Description of the task: Print all of the entries exactly, minus the pictures.

Data entries
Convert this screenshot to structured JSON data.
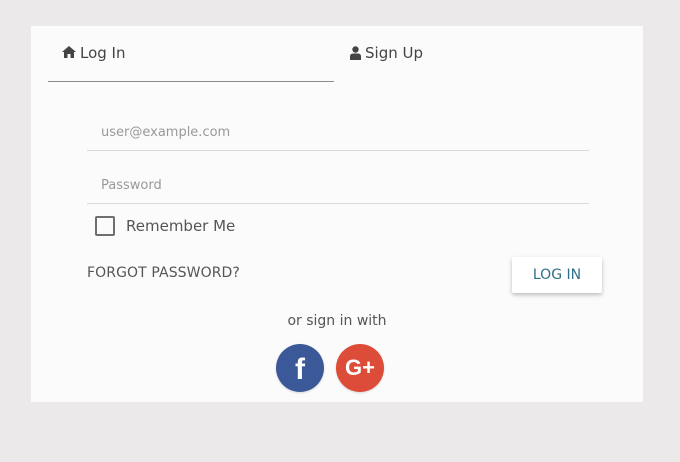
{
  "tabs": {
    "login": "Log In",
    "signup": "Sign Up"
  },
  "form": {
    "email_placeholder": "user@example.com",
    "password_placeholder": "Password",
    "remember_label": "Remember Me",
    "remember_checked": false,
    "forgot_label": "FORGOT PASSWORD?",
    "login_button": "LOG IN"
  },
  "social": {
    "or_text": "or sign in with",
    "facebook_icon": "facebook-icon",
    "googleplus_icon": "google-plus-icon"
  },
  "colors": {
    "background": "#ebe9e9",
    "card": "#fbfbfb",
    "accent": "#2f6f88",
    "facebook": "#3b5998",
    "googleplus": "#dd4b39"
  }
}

Exercise response:
Convert this screenshot to structured JSON data.
{
  "tabs": {
    "login": "Log In",
    "signup": "Sign Up"
  },
  "form": {
    "email_placeholder": "user@example.com",
    "password_placeholder": "Password",
    "remember_label": "Remember Me",
    "remember_checked": false,
    "forgot_label": "FORGOT PASSWORD?",
    "login_button": "LOG IN"
  },
  "social": {
    "or_text": "or sign in with",
    "facebook_icon": "facebook-icon",
    "googleplus_icon": "google-plus-icon"
  },
  "colors": {
    "background": "#ebe9e9",
    "card": "#fbfbfb",
    "accent": "#2f6f88",
    "facebook": "#3b5998",
    "googleplus": "#dd4b39"
  }
}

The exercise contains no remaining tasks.